▶ **WHAT IS BEING ASKED**: Repeat each entry as written, dropping any picture you find.

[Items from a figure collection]

****

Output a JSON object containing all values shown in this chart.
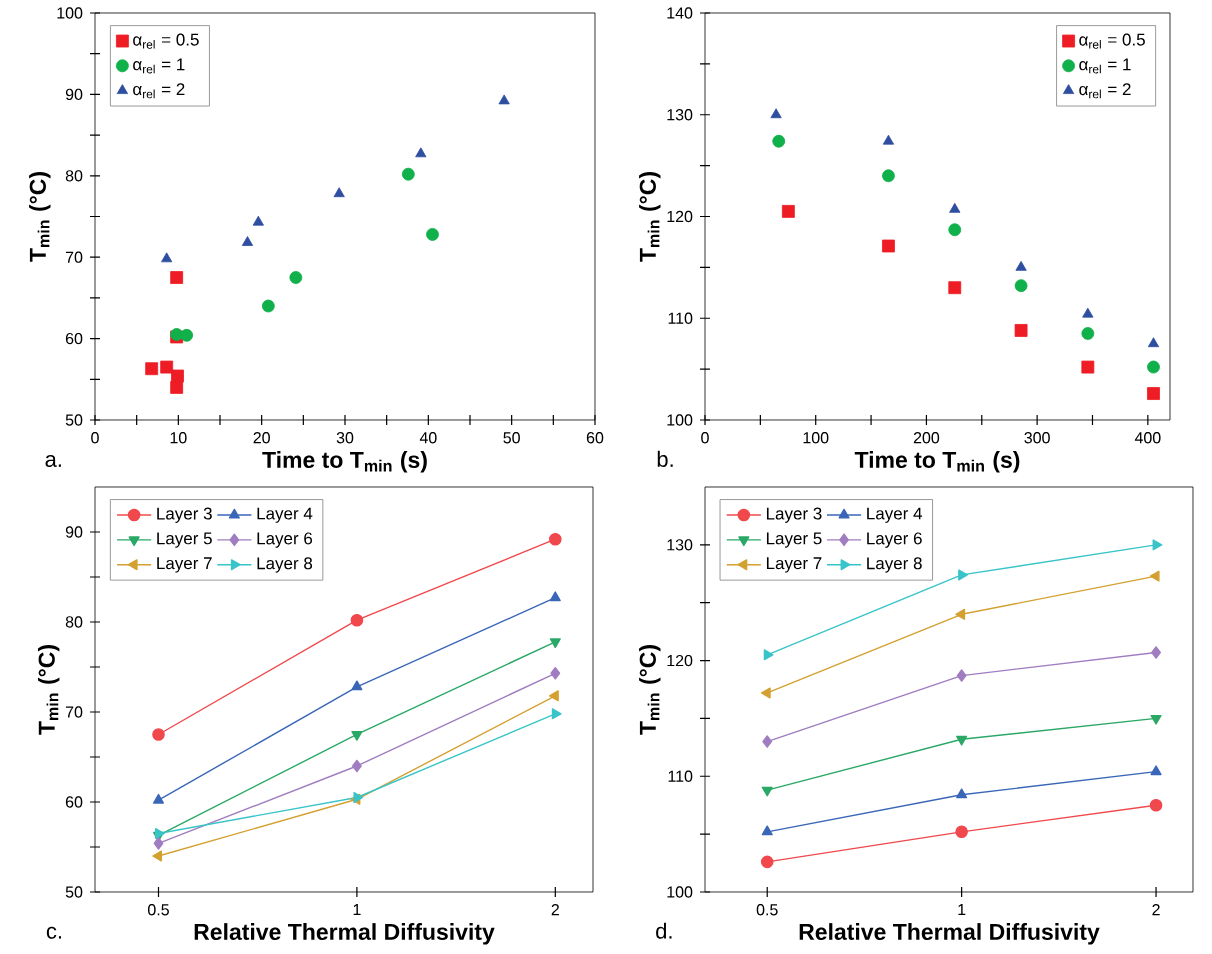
{
  "chart_data": [
    {
      "type": "scatter",
      "xlabel": "Time to T$_{min}$ (s)",
      "ylabel": "T$_{min}$ (°C)",
      "xlim": [
        0,
        60
      ],
      "ylim": [
        50,
        100
      ],
      "xticks": [
        0,
        {
          "value": 5,
          "label": null
        },
        10,
        {
          "value": 15,
          "label": null
        },
        20,
        {
          "value": 25,
          "label": null
        },
        30,
        {
          "value": 35,
          "label": null
        },
        40,
        {
          "value": 45,
          "label": null
        },
        50,
        {
          "value": 55,
          "label": null
        },
        60
      ],
      "yticks": [
        50,
        {
          "value": 55,
          "label": null
        },
        60,
        {
          "value": 65,
          "label": null
        },
        70,
        {
          "value": 75,
          "label": null
        },
        80,
        {
          "value": 85,
          "label": null
        },
        90,
        {
          "value": 95,
          "label": null
        },
        100
      ],
      "legend": "top left",
      "annotations": [
        "a."
      ],
      "series": [
        {
          "name": "α$_{rel}$ = 0.5",
          "color": "#ee1c25",
          "marker": "square",
          "x": [
            9.8,
            9.8,
            6.8,
            9.9,
            9.8,
            8.6
          ],
          "values": [
            67.5,
            60.2,
            56.3,
            55.4,
            54.0,
            56.5
          ]
        },
        {
          "name": "α$_{rel}$ = 1",
          "color": "#10b04a",
          "marker": "circle",
          "x": [
            37.6,
            40.5,
            24.1,
            20.8,
            11.0,
            9.8
          ],
          "values": [
            80.2,
            72.8,
            67.5,
            64.0,
            60.4,
            60.5
          ]
        },
        {
          "name": "α$_{rel}$ = 2",
          "color": "#2e4ea0",
          "marker": "triangle",
          "x": [
            49.1,
            39.1,
            29.3,
            19.6,
            18.3,
            8.6
          ],
          "values": [
            89.2,
            82.7,
            77.8,
            74.3,
            71.8,
            69.8
          ]
        }
      ]
    },
    {
      "type": "scatter",
      "xlabel": "Time to T$_{min}$ (s)",
      "ylabel": "T$_{min}$ (°C)",
      "xlim": [
        0,
        420
      ],
      "ylim": [
        100,
        140
      ],
      "xticks": [
        0,
        {
          "value": 50,
          "label": null
        },
        100,
        {
          "value": 150,
          "label": null
        },
        200,
        {
          "value": 250,
          "label": null
        },
        300,
        {
          "value": 350,
          "label": null
        },
        400
      ],
      "yticks": [
        100,
        {
          "value": 105,
          "label": null
        },
        110,
        {
          "value": 115,
          "label": null
        },
        120,
        {
          "value": 125,
          "label": null
        },
        130,
        {
          "value": 135,
          "label": null
        },
        140
      ],
      "legend": "top right",
      "annotations": [
        "b."
      ],
      "series": [
        {
          "name": "α$_{rel}$ = 0.5",
          "color": "#ee1c25",
          "marker": "square",
          "x": [
            75.3,
            165.7,
            225.6,
            285.5,
            345.8,
            405.1
          ],
          "values": [
            120.5,
            117.1,
            113.0,
            108.8,
            105.2,
            102.6
          ]
        },
        {
          "name": "α$_{rel}$ = 1",
          "color": "#10b04a",
          "marker": "circle",
          "x": [
            66.6,
            165.7,
            225.6,
            285.5,
            345.8,
            405.1
          ],
          "values": [
            127.4,
            124.0,
            118.7,
            113.2,
            108.5,
            105.2
          ]
        },
        {
          "name": "α$_{rel}$ = 2",
          "color": "#2e4ea0",
          "marker": "triangle",
          "x": [
            64.2,
            165.7,
            225.6,
            285.5,
            345.8,
            405.1
          ],
          "values": [
            130.0,
            127.4,
            120.7,
            115.0,
            110.4,
            107.5
          ]
        }
      ]
    },
    {
      "type": "line",
      "xlabel": "Relative Thermal Diffusivity",
      "ylabel": "T$_{min}$ (°C)",
      "categories": [
        "0.5",
        "1",
        "2"
      ],
      "ylim": [
        50,
        95
      ],
      "yticks": [
        50,
        {
          "value": 55,
          "label": null
        },
        60,
        {
          "value": 65,
          "label": null
        },
        70,
        {
          "value": 75,
          "label": null
        },
        80,
        {
          "value": 85,
          "label": null
        },
        90
      ],
      "legend": "top left",
      "annotations": [
        "c."
      ],
      "series": [
        {
          "name": "Layer 3",
          "color": "#f0484c",
          "marker": "circle",
          "values": [
            67.5,
            80.2,
            89.2
          ]
        },
        {
          "name": "Layer 4",
          "color": "#3a66b8",
          "marker": "triangle",
          "values": [
            60.2,
            72.8,
            82.7
          ]
        },
        {
          "name": "Layer 5",
          "color": "#2aa866",
          "marker": "triangle_down",
          "values": [
            56.3,
            67.5,
            77.8
          ]
        },
        {
          "name": "Layer 6",
          "color": "#a07cc0",
          "marker": "diamond",
          "values": [
            55.4,
            64.0,
            74.3
          ]
        },
        {
          "name": "Layer 7",
          "color": "#d4a030",
          "marker": "triangle_left",
          "values": [
            54.0,
            60.3,
            71.8
          ]
        },
        {
          "name": "Layer 8",
          "color": "#38c4c8",
          "marker": "triangle_right",
          "values": [
            56.5,
            60.5,
            69.8
          ]
        }
      ]
    },
    {
      "type": "line",
      "xlabel": "Relative Thermal Diffusivity",
      "ylabel": "T$_{min}$ (°C)",
      "categories": [
        "0.5",
        "1",
        "2"
      ],
      "ylim": [
        100,
        135
      ],
      "yticks": [
        100,
        {
          "value": 105,
          "label": null
        },
        110,
        {
          "value": 115,
          "label": null
        },
        120,
        {
          "value": 125,
          "label": null
        },
        130
      ],
      "legend": "top left",
      "annotations": [
        "d."
      ],
      "series": [
        {
          "name": "Layer 3",
          "color": "#f0484c",
          "marker": "circle",
          "values": [
            102.6,
            105.2,
            107.5
          ]
        },
        {
          "name": "Layer 4",
          "color": "#3a66b8",
          "marker": "triangle",
          "values": [
            105.2,
            108.4,
            110.4
          ]
        },
        {
          "name": "Layer 5",
          "color": "#2aa866",
          "marker": "triangle_down",
          "values": [
            108.8,
            113.2,
            115.0
          ]
        },
        {
          "name": "Layer 6",
          "color": "#a07cc0",
          "marker": "diamond",
          "values": [
            113.0,
            118.7,
            120.7
          ]
        },
        {
          "name": "Layer 7",
          "color": "#d4a030",
          "marker": "triangle_left",
          "values": [
            117.2,
            124.0,
            127.3
          ]
        },
        {
          "name": "Layer 8",
          "color": "#38c4c8",
          "marker": "triangle_right",
          "values": [
            120.5,
            127.4,
            130.0
          ]
        }
      ]
    }
  ]
}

****

▶ **CORRECT OUTPUT**:
Output a JSON object containing all values shown in this chart.
{
  "chart_data": [
    {
      "type": "scatter",
      "xlabel": "Time to T$_{min}$ (s)",
      "ylabel": "T$_{min}$ (°C)",
      "xlim": [
        0,
        60
      ],
      "ylim": [
        50,
        100
      ],
      "xticks": [
        0,
        {
          "value": 5,
          "label": null
        },
        10,
        {
          "value": 15,
          "label": null
        },
        20,
        {
          "value": 25,
          "label": null
        },
        30,
        {
          "value": 35,
          "label": null
        },
        40,
        {
          "value": 45,
          "label": null
        },
        50,
        {
          "value": 55,
          "label": null
        },
        60
      ],
      "yticks": [
        50,
        {
          "value": 55,
          "label": null
        },
        60,
        {
          "value": 65,
          "label": null
        },
        70,
        {
          "value": 75,
          "label": null
        },
        80,
        {
          "value": 85,
          "label": null
        },
        90,
        {
          "value": 95,
          "label": null
        },
        100
      ],
      "legend": "top left",
      "annotations": [
        "a."
      ],
      "series": [
        {
          "name": "α$_{rel}$ = 0.5",
          "color": "#ee1c25",
          "marker": "square",
          "x": [
            9.8,
            9.8,
            6.8,
            9.9,
            9.8,
            8.6
          ],
          "values": [
            67.5,
            60.2,
            56.3,
            55.4,
            54.0,
            56.5
          ]
        },
        {
          "name": "α$_{rel}$ = 1",
          "color": "#10b04a",
          "marker": "circle",
          "x": [
            37.6,
            40.5,
            24.1,
            20.8,
            11.0,
            9.8
          ],
          "values": [
            80.2,
            72.8,
            67.5,
            64.0,
            60.4,
            60.5
          ]
        },
        {
          "name": "α$_{rel}$ = 2",
          "color": "#2e4ea0",
          "marker": "triangle",
          "x": [
            49.1,
            39.1,
            29.3,
            19.6,
            18.3,
            8.6
          ],
          "values": [
            89.2,
            82.7,
            77.8,
            74.3,
            71.8,
            69.8
          ]
        }
      ]
    },
    {
      "type": "scatter",
      "xlabel": "Time to T$_{min}$ (s)",
      "ylabel": "T$_{min}$ (°C)",
      "xlim": [
        0,
        420
      ],
      "ylim": [
        100,
        140
      ],
      "xticks": [
        0,
        {
          "value": 50,
          "label": null
        },
        100,
        {
          "value": 150,
          "label": null
        },
        200,
        {
          "value": 250,
          "label": null
        },
        300,
        {
          "value": 350,
          "label": null
        },
        400
      ],
      "yticks": [
        100,
        {
          "value": 105,
          "label": null
        },
        110,
        {
          "value": 115,
          "label": null
        },
        120,
        {
          "value": 125,
          "label": null
        },
        130,
        {
          "value": 135,
          "label": null
        },
        140
      ],
      "legend": "top right",
      "annotations": [
        "b."
      ],
      "series": [
        {
          "name": "α$_{rel}$ = 0.5",
          "color": "#ee1c25",
          "marker": "square",
          "x": [
            75.3,
            165.7,
            225.6,
            285.5,
            345.8,
            405.1
          ],
          "values": [
            120.5,
            117.1,
            113.0,
            108.8,
            105.2,
            102.6
          ]
        },
        {
          "name": "α$_{rel}$ = 1",
          "color": "#10b04a",
          "marker": "circle",
          "x": [
            66.6,
            165.7,
            225.6,
            285.5,
            345.8,
            405.1
          ],
          "values": [
            127.4,
            124.0,
            118.7,
            113.2,
            108.5,
            105.2
          ]
        },
        {
          "name": "α$_{rel}$ = 2",
          "color": "#2e4ea0",
          "marker": "triangle",
          "x": [
            64.2,
            165.7,
            225.6,
            285.5,
            345.8,
            405.1
          ],
          "values": [
            130.0,
            127.4,
            120.7,
            115.0,
            110.4,
            107.5
          ]
        }
      ]
    },
    {
      "type": "line",
      "xlabel": "Relative Thermal Diffusivity",
      "ylabel": "T$_{min}$ (°C)",
      "categories": [
        "0.5",
        "1",
        "2"
      ],
      "ylim": [
        50,
        95
      ],
      "yticks": [
        50,
        {
          "value": 55,
          "label": null
        },
        60,
        {
          "value": 65,
          "label": null
        },
        70,
        {
          "value": 75,
          "label": null
        },
        80,
        {
          "value": 85,
          "label": null
        },
        90
      ],
      "legend": "top left",
      "annotations": [
        "c."
      ],
      "series": [
        {
          "name": "Layer 3",
          "color": "#f0484c",
          "marker": "circle",
          "values": [
            67.5,
            80.2,
            89.2
          ]
        },
        {
          "name": "Layer 4",
          "color": "#3a66b8",
          "marker": "triangle",
          "values": [
            60.2,
            72.8,
            82.7
          ]
        },
        {
          "name": "Layer 5",
          "color": "#2aa866",
          "marker": "triangle_down",
          "values": [
            56.3,
            67.5,
            77.8
          ]
        },
        {
          "name": "Layer 6",
          "color": "#a07cc0",
          "marker": "diamond",
          "values": [
            55.4,
            64.0,
            74.3
          ]
        },
        {
          "name": "Layer 7",
          "color": "#d4a030",
          "marker": "triangle_left",
          "values": [
            54.0,
            60.3,
            71.8
          ]
        },
        {
          "name": "Layer 8",
          "color": "#38c4c8",
          "marker": "triangle_right",
          "values": [
            56.5,
            60.5,
            69.8
          ]
        }
      ]
    },
    {
      "type": "line",
      "xlabel": "Relative Thermal Diffusivity",
      "ylabel": "T$_{min}$ (°C)",
      "categories": [
        "0.5",
        "1",
        "2"
      ],
      "ylim": [
        100,
        135
      ],
      "yticks": [
        100,
        {
          "value": 105,
          "label": null
        },
        110,
        {
          "value": 115,
          "label": null
        },
        120,
        {
          "value": 125,
          "label": null
        },
        130
      ],
      "legend": "top left",
      "annotations": [
        "d."
      ],
      "series": [
        {
          "name": "Layer 3",
          "color": "#f0484c",
          "marker": "circle",
          "values": [
            102.6,
            105.2,
            107.5
          ]
        },
        {
          "name": "Layer 4",
          "color": "#3a66b8",
          "marker": "triangle",
          "values": [
            105.2,
            108.4,
            110.4
          ]
        },
        {
          "name": "Layer 5",
          "color": "#2aa866",
          "marker": "triangle_down",
          "values": [
            108.8,
            113.2,
            115.0
          ]
        },
        {
          "name": "Layer 6",
          "color": "#a07cc0",
          "marker": "diamond",
          "values": [
            113.0,
            118.7,
            120.7
          ]
        },
        {
          "name": "Layer 7",
          "color": "#d4a030",
          "marker": "triangle_left",
          "values": [
            117.2,
            124.0,
            127.3
          ]
        },
        {
          "name": "Layer 8",
          "color": "#38c4c8",
          "marker": "triangle_right",
          "values": [
            120.5,
            127.4,
            130.0
          ]
        }
      ]
    }
  ]
}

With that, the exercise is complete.